● **EXERCISE DIRECTIONS**
Pull out every line in the items below that contains the string "boxes". Case counts.

== DATA FOR THIS EXERCISE ==

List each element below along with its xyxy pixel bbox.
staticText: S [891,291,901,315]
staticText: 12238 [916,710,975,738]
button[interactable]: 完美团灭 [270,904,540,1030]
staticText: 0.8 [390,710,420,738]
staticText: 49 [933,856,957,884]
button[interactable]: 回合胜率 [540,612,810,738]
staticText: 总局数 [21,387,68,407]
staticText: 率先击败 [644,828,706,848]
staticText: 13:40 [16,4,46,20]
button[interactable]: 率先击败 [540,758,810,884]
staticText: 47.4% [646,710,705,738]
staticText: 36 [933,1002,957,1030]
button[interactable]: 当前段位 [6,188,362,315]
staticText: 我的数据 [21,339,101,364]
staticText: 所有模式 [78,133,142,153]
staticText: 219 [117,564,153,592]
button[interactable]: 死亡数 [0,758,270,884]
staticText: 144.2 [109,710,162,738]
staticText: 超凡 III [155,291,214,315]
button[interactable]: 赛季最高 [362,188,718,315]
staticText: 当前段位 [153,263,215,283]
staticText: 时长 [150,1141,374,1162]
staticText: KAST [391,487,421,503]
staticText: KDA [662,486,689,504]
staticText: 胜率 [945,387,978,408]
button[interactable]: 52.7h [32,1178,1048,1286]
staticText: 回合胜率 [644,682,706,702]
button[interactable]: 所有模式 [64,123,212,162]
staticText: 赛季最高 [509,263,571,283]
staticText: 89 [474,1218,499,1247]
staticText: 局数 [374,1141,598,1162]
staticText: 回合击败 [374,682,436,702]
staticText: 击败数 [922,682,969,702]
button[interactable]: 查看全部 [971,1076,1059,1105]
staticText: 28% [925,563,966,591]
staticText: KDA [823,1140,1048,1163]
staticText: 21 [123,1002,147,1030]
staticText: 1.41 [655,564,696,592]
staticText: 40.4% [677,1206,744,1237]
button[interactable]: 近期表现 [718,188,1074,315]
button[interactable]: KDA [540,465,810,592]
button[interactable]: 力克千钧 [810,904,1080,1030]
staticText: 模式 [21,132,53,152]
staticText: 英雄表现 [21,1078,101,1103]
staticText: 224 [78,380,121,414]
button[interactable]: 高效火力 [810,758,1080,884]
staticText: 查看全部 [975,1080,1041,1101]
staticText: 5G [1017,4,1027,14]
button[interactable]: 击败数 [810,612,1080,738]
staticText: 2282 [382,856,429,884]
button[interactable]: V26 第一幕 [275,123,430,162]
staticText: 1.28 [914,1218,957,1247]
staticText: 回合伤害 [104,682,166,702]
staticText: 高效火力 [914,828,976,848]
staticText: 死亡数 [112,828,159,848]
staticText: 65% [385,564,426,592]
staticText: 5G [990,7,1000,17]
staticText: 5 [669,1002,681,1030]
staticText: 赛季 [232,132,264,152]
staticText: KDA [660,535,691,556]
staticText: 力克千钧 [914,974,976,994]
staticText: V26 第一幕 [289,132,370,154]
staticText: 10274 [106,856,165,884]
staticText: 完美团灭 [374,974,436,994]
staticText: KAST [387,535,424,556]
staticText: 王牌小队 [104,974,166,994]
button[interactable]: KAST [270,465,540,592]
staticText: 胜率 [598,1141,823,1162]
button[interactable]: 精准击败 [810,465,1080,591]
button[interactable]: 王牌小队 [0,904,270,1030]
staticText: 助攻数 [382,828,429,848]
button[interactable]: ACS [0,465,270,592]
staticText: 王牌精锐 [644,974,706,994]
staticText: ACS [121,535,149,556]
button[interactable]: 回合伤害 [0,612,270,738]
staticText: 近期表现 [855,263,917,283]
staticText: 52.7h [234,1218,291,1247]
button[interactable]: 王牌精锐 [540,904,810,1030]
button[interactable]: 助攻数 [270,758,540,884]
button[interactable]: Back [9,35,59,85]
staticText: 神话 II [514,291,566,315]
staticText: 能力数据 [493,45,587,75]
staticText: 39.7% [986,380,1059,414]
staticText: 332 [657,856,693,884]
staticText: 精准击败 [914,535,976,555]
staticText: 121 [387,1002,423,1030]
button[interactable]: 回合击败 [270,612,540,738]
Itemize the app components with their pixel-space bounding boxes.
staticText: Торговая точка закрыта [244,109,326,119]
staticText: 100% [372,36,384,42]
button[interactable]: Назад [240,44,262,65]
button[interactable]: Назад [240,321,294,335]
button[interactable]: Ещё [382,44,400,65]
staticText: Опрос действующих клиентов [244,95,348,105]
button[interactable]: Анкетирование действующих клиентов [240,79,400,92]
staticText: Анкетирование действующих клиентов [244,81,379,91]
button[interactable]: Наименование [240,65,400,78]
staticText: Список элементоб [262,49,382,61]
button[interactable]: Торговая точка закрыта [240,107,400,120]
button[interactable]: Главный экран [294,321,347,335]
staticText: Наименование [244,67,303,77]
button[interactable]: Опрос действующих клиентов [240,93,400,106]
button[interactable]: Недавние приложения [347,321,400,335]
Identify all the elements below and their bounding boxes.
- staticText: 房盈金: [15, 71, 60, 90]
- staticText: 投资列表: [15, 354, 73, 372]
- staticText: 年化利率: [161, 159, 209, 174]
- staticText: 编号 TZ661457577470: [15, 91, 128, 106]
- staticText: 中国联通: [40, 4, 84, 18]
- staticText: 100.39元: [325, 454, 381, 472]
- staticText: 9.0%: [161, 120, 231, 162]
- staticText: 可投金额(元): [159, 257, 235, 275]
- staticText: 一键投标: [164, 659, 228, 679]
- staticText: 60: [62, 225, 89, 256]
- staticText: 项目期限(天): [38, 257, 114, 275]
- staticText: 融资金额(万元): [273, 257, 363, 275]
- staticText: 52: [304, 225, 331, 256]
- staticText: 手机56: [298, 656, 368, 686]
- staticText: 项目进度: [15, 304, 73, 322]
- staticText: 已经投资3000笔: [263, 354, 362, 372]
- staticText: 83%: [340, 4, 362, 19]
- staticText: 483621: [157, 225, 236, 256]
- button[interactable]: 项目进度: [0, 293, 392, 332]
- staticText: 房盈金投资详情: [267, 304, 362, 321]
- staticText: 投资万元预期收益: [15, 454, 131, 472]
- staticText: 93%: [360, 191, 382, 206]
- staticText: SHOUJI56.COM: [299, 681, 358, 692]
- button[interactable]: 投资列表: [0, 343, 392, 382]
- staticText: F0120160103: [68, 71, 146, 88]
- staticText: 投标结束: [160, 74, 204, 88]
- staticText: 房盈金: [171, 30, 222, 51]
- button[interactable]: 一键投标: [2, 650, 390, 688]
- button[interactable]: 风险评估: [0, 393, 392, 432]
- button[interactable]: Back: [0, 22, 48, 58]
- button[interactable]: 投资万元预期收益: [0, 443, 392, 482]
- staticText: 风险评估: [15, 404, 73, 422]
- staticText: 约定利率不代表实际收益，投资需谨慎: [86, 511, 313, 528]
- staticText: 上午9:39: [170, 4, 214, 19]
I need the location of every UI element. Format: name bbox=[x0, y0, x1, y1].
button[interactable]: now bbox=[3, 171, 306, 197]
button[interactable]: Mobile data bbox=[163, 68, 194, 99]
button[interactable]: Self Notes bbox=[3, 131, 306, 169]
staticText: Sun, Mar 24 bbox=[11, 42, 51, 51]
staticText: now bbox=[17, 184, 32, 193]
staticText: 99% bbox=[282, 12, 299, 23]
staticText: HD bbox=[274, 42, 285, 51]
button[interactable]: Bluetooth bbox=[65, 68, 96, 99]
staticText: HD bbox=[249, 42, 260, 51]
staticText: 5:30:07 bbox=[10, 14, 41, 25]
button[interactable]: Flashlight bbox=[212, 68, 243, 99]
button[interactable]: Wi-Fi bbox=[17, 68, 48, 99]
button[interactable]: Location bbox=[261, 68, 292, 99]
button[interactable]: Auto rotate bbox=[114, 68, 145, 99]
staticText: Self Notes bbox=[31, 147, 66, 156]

===

● **OUTPUT BELOW**
Itemize the app components with their pixel-space bounding boxes.
Identify all the elements below and their bounding boxes.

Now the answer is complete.